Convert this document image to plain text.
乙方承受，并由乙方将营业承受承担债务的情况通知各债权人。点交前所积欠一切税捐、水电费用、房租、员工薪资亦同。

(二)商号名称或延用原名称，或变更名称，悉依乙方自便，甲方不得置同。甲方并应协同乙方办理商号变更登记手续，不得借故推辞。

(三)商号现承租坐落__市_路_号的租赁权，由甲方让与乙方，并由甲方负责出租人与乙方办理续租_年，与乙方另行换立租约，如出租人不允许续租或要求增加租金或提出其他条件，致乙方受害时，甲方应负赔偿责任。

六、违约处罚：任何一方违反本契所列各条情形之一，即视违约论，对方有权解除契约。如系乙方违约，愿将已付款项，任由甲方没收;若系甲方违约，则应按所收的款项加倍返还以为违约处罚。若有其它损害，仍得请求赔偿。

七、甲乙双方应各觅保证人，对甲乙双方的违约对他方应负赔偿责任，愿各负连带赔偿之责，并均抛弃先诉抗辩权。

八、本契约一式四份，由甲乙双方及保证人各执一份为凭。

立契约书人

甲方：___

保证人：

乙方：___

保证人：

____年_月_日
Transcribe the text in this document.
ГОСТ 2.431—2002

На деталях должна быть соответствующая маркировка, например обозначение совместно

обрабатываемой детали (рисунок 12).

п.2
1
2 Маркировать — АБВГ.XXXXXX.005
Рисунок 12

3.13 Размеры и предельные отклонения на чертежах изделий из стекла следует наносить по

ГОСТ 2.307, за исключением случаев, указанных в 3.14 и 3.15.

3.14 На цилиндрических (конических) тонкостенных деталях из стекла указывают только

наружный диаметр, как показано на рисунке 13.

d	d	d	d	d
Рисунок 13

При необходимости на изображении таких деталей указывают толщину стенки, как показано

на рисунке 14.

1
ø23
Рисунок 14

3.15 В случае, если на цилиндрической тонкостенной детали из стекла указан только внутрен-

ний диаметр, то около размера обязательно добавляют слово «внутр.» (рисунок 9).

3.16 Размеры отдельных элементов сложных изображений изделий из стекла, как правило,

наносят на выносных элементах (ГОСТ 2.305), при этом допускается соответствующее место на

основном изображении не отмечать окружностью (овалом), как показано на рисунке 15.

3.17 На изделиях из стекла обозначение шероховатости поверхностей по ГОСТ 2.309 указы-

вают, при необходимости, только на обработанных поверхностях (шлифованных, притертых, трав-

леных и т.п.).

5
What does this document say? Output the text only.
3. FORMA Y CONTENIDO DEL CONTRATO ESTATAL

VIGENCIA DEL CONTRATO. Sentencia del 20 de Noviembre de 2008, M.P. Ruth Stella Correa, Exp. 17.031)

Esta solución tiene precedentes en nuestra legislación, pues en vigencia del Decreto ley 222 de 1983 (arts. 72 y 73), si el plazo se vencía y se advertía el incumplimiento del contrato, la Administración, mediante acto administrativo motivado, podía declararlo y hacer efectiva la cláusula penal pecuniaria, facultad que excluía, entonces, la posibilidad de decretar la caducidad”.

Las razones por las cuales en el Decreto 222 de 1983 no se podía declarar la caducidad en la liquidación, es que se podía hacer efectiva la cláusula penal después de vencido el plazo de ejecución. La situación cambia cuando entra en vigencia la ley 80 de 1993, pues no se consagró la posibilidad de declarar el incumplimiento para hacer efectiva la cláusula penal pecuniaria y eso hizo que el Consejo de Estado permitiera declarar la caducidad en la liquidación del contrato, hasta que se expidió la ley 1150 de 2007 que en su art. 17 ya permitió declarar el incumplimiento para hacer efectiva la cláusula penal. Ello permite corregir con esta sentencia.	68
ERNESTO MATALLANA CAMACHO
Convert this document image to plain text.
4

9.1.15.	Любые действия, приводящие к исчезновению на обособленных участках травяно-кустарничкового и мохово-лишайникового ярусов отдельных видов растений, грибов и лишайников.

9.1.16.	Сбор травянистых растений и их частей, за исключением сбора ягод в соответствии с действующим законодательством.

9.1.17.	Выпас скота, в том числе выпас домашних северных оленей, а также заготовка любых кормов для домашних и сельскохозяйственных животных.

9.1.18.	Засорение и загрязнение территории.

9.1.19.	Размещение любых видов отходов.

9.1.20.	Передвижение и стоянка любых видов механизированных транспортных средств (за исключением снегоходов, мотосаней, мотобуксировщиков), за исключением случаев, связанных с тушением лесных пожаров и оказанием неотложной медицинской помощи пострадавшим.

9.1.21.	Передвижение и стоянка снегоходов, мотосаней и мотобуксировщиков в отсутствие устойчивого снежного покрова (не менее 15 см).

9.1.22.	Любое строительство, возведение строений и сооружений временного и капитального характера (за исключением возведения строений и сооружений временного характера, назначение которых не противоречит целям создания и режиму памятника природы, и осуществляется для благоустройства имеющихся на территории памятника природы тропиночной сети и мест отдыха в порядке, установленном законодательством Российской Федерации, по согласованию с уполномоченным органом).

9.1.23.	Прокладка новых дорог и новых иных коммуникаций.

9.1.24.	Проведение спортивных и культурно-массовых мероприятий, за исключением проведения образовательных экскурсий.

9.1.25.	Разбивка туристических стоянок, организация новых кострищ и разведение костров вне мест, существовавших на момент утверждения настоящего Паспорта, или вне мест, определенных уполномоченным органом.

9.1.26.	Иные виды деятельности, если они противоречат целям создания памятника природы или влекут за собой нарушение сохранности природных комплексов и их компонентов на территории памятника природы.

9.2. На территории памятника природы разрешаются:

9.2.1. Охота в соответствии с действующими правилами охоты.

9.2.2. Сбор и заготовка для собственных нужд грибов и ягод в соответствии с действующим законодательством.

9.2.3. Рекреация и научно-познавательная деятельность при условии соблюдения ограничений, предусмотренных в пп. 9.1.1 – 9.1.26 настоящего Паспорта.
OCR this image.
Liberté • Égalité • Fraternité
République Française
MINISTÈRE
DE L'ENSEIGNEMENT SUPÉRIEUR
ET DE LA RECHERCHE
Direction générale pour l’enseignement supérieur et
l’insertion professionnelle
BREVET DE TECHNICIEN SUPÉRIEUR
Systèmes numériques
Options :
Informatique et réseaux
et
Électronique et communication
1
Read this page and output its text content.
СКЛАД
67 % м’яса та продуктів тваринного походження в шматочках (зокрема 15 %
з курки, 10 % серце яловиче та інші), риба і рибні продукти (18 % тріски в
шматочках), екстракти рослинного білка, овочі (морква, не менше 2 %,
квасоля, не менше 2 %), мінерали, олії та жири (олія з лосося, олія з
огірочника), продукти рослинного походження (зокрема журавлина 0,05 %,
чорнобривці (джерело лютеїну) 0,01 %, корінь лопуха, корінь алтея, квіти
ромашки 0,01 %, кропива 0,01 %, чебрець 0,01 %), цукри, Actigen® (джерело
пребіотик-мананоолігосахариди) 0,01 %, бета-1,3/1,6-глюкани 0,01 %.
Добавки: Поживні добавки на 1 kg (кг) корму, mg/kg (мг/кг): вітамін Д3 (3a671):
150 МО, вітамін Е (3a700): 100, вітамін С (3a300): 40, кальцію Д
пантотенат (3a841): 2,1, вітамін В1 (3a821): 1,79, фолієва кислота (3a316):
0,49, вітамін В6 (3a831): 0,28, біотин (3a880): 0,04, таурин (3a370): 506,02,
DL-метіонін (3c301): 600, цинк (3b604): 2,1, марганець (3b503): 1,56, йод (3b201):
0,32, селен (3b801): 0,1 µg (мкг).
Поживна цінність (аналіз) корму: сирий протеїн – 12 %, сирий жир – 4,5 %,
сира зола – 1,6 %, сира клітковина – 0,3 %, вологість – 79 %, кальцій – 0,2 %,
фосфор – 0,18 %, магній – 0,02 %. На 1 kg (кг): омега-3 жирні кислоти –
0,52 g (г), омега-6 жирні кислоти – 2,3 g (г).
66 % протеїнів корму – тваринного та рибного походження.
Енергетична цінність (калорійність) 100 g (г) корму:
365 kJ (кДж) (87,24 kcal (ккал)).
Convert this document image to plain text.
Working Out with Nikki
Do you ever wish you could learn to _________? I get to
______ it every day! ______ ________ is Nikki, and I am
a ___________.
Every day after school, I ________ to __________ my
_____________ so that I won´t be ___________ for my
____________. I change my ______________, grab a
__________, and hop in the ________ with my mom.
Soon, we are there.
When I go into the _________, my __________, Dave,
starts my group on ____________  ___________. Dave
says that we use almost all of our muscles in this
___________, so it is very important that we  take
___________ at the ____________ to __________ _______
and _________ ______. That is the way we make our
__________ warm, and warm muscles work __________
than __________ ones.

----

- Problem description
Going through the entries above line by line, work out how many lines include the word "диаметр". Only the number is required.

- Solution to this task
2